'''

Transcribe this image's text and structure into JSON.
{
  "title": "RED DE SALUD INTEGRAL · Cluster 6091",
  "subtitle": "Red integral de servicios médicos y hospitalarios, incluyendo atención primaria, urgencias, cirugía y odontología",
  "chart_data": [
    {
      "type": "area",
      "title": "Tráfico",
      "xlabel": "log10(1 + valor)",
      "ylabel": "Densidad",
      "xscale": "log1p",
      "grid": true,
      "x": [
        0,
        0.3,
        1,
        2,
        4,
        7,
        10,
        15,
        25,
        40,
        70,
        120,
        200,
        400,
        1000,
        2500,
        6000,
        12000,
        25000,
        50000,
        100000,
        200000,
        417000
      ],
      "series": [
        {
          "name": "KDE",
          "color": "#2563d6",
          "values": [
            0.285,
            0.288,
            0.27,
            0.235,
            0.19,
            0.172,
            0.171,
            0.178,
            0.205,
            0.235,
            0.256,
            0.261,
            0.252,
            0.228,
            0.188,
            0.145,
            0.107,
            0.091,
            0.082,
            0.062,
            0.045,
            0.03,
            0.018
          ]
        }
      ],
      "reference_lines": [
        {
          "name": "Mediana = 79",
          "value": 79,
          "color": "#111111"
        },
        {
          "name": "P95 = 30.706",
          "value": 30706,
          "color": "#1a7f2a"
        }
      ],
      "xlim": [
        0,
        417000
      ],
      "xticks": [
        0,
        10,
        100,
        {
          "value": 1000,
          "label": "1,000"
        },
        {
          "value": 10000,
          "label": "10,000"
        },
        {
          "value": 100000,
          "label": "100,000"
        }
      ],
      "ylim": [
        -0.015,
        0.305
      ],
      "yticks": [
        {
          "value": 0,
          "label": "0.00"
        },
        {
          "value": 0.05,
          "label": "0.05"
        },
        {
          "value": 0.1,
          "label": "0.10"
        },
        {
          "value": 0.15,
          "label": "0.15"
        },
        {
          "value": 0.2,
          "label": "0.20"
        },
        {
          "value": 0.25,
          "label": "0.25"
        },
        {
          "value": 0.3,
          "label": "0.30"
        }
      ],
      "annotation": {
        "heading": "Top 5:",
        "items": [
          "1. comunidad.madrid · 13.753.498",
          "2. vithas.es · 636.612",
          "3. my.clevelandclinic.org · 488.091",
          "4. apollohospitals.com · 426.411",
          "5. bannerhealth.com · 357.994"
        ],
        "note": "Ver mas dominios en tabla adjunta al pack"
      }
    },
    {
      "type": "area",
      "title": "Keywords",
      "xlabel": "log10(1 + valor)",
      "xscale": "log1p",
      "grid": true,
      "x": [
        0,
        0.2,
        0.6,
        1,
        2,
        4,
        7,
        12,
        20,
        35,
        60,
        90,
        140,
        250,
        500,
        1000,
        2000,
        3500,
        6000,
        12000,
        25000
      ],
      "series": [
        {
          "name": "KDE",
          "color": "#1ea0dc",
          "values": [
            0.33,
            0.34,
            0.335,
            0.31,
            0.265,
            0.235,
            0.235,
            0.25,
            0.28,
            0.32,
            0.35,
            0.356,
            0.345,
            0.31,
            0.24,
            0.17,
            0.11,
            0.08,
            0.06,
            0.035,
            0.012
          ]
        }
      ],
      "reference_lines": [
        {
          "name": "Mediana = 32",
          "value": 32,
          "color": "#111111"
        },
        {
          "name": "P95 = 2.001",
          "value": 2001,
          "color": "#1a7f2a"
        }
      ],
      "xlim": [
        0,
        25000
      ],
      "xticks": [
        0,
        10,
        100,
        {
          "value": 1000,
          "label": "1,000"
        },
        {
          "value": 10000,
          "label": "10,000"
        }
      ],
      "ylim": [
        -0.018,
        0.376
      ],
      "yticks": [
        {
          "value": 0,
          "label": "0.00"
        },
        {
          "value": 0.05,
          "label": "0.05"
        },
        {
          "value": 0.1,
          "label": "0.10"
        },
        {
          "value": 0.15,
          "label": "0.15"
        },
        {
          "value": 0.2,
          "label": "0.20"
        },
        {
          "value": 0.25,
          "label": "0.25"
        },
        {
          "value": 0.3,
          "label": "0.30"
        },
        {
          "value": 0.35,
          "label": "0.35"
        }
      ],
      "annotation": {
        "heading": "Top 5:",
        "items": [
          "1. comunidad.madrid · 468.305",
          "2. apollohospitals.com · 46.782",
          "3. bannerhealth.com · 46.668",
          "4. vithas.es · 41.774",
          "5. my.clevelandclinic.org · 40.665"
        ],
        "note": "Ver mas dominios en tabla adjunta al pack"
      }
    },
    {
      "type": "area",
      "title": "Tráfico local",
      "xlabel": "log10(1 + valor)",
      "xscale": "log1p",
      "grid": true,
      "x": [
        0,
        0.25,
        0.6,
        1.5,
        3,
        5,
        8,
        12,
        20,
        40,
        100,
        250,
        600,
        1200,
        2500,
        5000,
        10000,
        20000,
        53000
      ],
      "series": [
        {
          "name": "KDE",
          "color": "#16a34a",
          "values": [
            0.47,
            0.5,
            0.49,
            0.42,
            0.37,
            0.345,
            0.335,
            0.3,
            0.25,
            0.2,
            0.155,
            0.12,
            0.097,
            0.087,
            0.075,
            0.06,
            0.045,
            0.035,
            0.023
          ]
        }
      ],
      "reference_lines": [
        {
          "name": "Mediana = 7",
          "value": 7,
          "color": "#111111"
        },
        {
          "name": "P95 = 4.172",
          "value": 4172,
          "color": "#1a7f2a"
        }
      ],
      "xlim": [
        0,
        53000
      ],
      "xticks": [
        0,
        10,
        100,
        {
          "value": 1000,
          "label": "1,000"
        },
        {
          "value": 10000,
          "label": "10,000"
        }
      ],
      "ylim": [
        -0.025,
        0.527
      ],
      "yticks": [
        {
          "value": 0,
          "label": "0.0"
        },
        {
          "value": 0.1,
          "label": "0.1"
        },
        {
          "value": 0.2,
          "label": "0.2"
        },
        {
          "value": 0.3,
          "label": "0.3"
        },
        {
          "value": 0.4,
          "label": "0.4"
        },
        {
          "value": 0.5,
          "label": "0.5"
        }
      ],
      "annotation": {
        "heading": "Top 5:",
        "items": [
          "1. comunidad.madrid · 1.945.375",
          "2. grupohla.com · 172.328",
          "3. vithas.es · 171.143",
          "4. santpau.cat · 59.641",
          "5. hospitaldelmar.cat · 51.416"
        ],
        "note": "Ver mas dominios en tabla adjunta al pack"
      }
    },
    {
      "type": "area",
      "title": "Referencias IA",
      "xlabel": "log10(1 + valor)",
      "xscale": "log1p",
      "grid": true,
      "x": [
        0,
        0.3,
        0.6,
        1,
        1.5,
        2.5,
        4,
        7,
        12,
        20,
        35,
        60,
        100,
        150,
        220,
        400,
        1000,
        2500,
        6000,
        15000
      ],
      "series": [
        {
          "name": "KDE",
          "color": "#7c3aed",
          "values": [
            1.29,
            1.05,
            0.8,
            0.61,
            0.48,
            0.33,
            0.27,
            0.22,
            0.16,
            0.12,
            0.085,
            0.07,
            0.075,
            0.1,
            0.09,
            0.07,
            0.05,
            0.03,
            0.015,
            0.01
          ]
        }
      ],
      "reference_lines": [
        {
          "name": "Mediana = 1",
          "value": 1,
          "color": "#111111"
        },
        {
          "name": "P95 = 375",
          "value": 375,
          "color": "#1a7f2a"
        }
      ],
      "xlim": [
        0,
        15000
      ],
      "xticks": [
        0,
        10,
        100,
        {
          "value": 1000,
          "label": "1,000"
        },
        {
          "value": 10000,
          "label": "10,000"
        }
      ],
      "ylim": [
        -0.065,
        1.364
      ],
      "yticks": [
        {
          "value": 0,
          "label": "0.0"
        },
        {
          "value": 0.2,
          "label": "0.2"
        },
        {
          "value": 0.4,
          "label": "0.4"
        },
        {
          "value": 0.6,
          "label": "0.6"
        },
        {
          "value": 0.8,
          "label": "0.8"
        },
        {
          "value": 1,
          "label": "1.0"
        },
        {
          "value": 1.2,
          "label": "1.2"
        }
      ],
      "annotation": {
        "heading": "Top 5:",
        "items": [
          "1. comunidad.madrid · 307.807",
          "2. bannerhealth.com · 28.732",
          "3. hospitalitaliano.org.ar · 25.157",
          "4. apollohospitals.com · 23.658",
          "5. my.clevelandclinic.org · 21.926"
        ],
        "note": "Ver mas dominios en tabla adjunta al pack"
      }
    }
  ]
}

'''

### WHAT YOU NEED TO DO
Filter the records above for lines containing the word "bannerhealth", and copy those lines.

### FULL RESPONSE
          "5. bannerhealth.com · 357.994"
          "3. bannerhealth.com · 46.668",
          "2. bannerhealth.com · 28.732",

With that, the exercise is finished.